Challenges:
- A) In the BitComet thread, what keyboard shortcut opens the batch download dialogue box?
- B) Summarize the BitComet thread in two sentences.
— BEGIN Passage shown —
BitComet as (simpler?) alternative to wget

Dominik Wujastyk wujastyk at GMAIL.COM
Tue Jan 26 15:44:26 UTC 2010


That's a good wheeze for people who use Windows.

Thanks,
Dominik

2010/1/26 Lubin, Tim <lubint at wlu.edu>

> One can use a free batch downloader called BitComet to download DLI books
> in one go -- no bash scripts necessary.
>
> Once the program is installed, open it, press Ctrl+B for the batch download
> dialogue box, and paste the entire URL of the first page in the upper field.
>  One way to get this URL is to open the book in the DLI website's reader
> interface, which will produce a URL like this:
>
>
> http://www.new.dli.ernet.in/scripts/FullindexDefault.htm?path1=/rawdataupload1/upload/0132/045&first=1&last=268&barcode=99999990133383
> \
> Then remove "FullindexDefault.htm?path1=/" and the whole string beginning
> with the first &, and append: PTIFF/00000001.tif
>
> to produce:
>
>
> http://www.new.dli.ernet.in/rawdataupload1/upload/0132/045/PTIFF/00000001.tif
>
> Then in the second field of the batch download dialogue box, insert this
> same URL, but replace the 00000001 with the number of the last page preceded
> by enough 0's to make eight digits.  The last page number can be found in
> the original URL after the string "&last=".  In the example above, this will
> produce:
>
>
> http://www.new.dli.ernet.in/rawdataupload1/upload/0132/045/PTIFF/00000268.tif
>
> Then click ADD and DOWNLOAD NOW.
>
> The tifs can then be combined in Acrobat into a single PDF.
— END Passage shown —
— BEGIN Dataset excerpt —
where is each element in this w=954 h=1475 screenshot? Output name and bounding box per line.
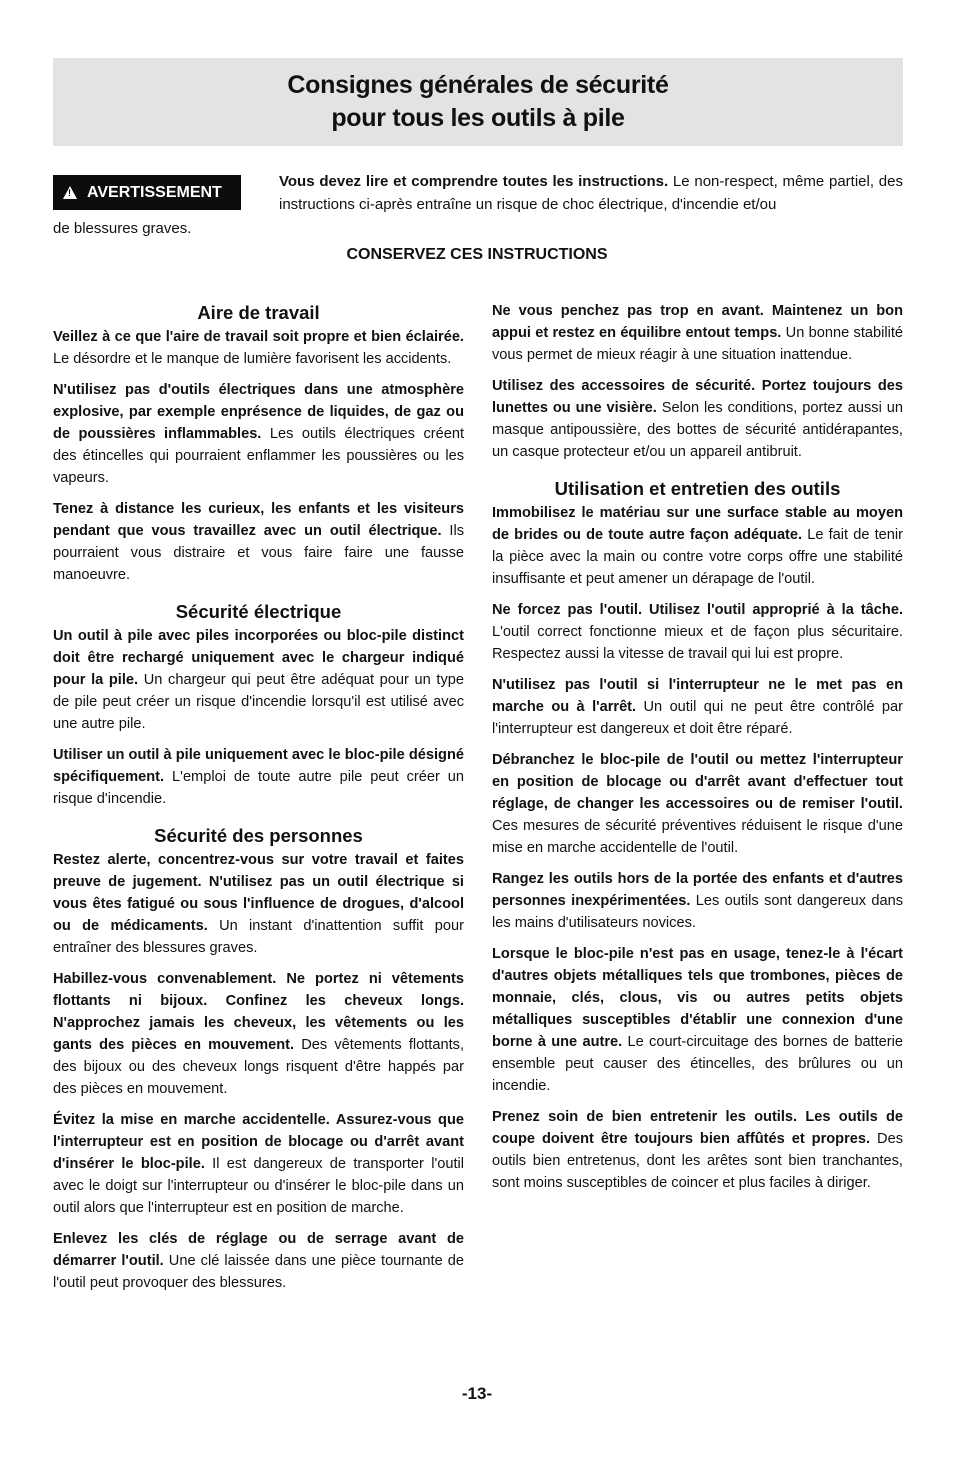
— END Dataset excerpt —
Final results:
- A) Ctrl+B

- B) A quoted message recommends BitComet, a free batch downloader, for getting DLI books in one go without bash scripts: you enter the TIFF URL of the first page and of the last page in its batch download dialogue box, then click ADD and DOWNLOAD NOW. The downloaded TIFFs can then be combined in Acrobat into a single PDF, and the reply calls the method a good wheeze for people who use Windows.